■ **GIVEN RECORDS**
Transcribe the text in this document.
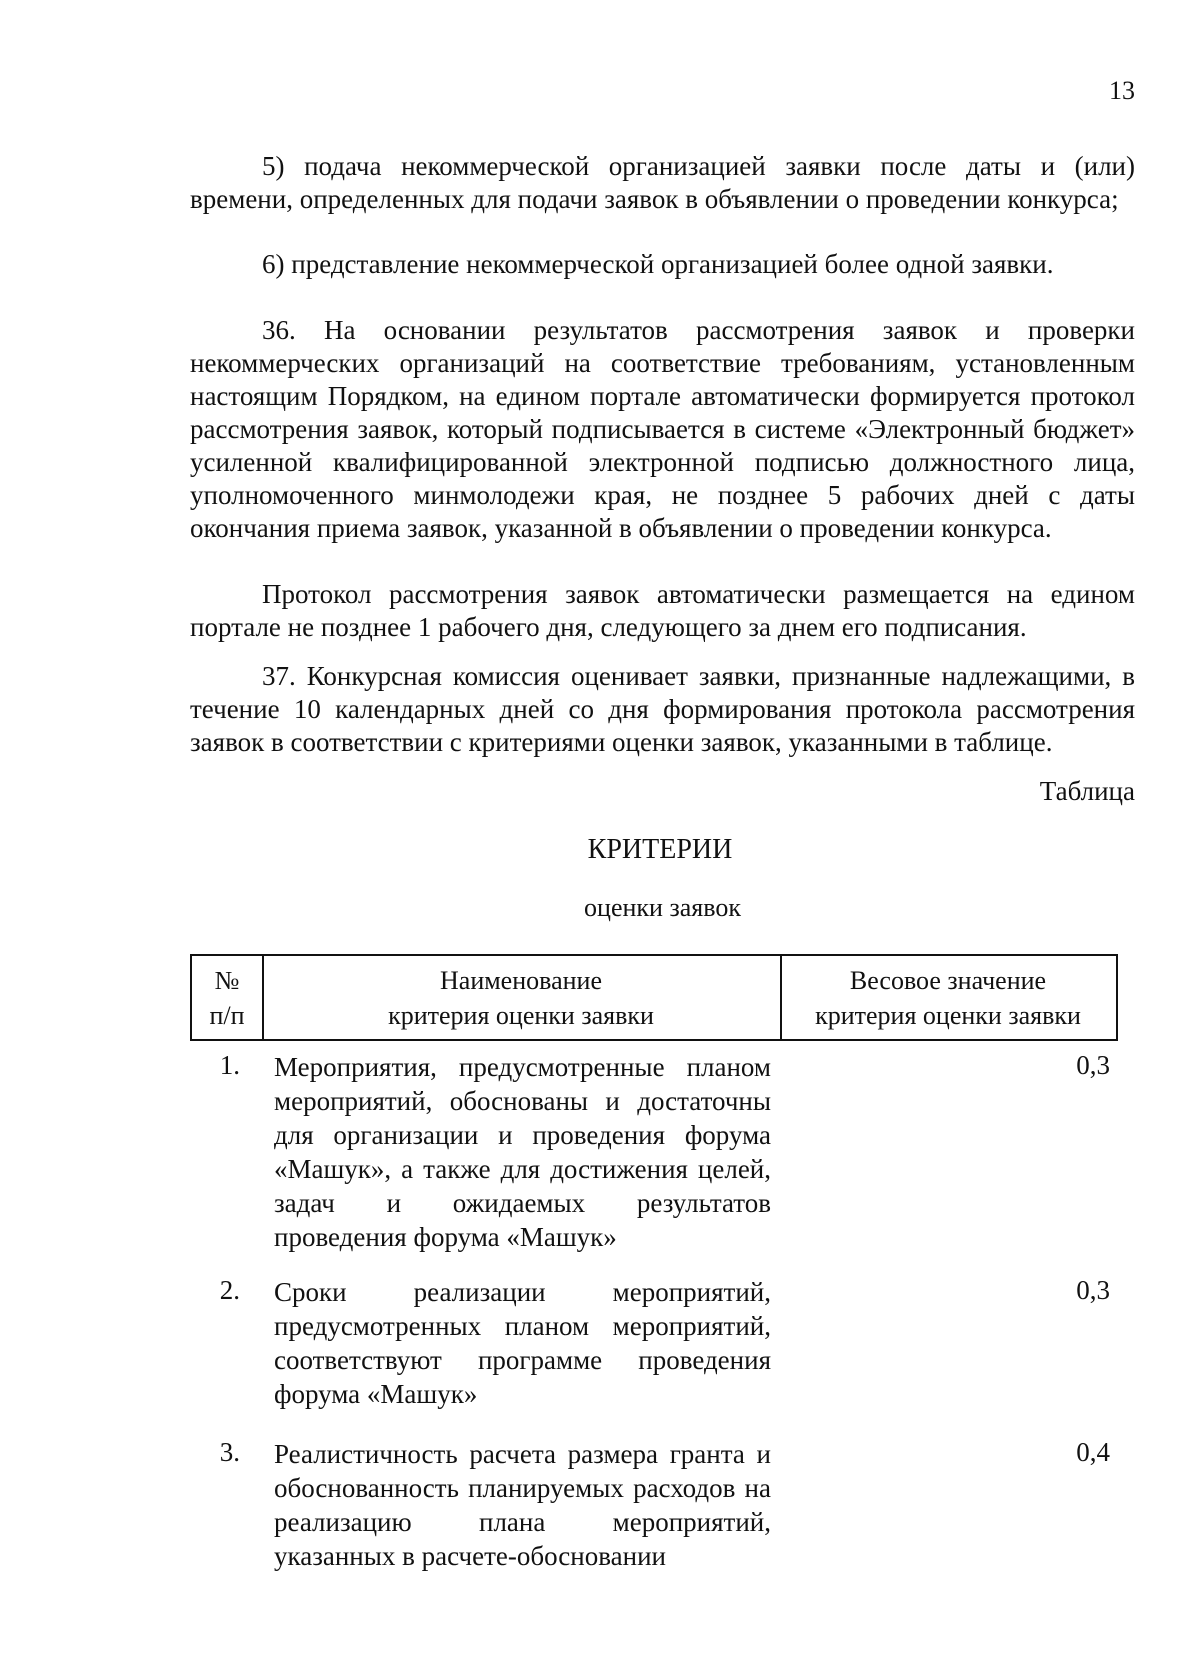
13
5) подача некоммерческой организацией заявки после даты и (или) времени, определенных для подачи заявок в объявлении о проведении конкурса;
6) представление некоммерческой организацией более одной заявки.
36. На основании результатов рассмотрения заявок и проверки некоммерческих организаций на соответствие требованиям, установленным настоящим Порядком, на едином портале автоматически формируется протокол рассмотрения заявок, который подписывается в системе «Электронный бюджет» усиленной квалифицированной электронной подписью должностного лица, уполномоченного минмолодежи края, не позднее 5 рабочих дней с даты окончания приема заявок, указанной в объявлении о проведении конкурса.
Протокол рассмотрения заявок автоматически размещается на едином портале не позднее 1 рабочего дня, следующего за днем его подписания.
37. Конкурсная комиссия оценивает заявки, признанные надлежащими, в течение 10 календарных дней со дня формирования протокола рассмотрения заявок в соответствии с критериями оценки заявок, указанными в таблице.
Таблица
КРИТЕРИИ
оценки заявок
№
п/п
Наименование
критерия оценки заявки
Весовое значение
критерия оценки заявки
1. Мероприятия, предусмотренные планом мероприятий, обоснованы и достаточны для организации и проведения форума «Машук», а также для достижения целей, задач и ожидаемых результатов проведения форума «Машук»
0,3
2. Сроки реализации мероприятий, предусмотренных планом мероприятий, соответствуют программе проведения форума «Машук»
0,3
3. Реалистичность расчета размера гранта и обоснованность планируемых расходов на реализацию плана мероприятий, указанных в расчете-обосновании
0,4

■ **DESCRIPTION OF THE TASK**
Copy out the data above exactly, except the pictures.

■ **FINAL RESULT**
Transcribe the text in this document.
13
5) подача некоммерческой организацией заявки после даты и (или) времени, определенных для подачи заявок в объявлении о проведении конкурса;
6) представление некоммерческой организацией более одной заявки.
36. На основании результатов рассмотрения заявок и проверки некоммерческих организаций на соответствие требованиям, установленным настоящим Порядком, на едином портале автоматически формируется протокол рассмотрения заявок, который подписывается в системе «Электронный бюджет» усиленной квалифицированной электронной подписью должностного лица, уполномоченного минмолодежи края, не позднее 5 рабочих дней с даты окончания приема заявок, указанной в объявлении о проведении конкурса.
Протокол рассмотрения заявок автоматически размещается на едином портале не позднее 1 рабочего дня, следующего за днем его подписания.
37. Конкурсная комиссия оценивает заявки, признанные надлежащими, в течение 10 календарных дней со дня формирования протокола рассмотрения заявок в соответствии с критериями оценки заявок, указанными в таблице.
Таблица
КРИТЕРИИ
оценки заявок
№
п/п
Наименование
критерия оценки заявки
Весовое значение
критерия оценки заявки
1. Мероприятия, предусмотренные планом мероприятий, обоснованы и достаточны для организации и проведения форума «Машук», а также для достижения целей, задач и ожидаемых результатов проведения форума «Машук»
0,3
2. Сроки реализации мероприятий, предусмотренных планом мероприятий, соответствуют программе проведения форума «Машук»
0,3
3. Реалистичность расчета размера гранта и обоснованность планируемых расходов на реализацию плана мероприятий, указанных в расчете-обосновании
0,4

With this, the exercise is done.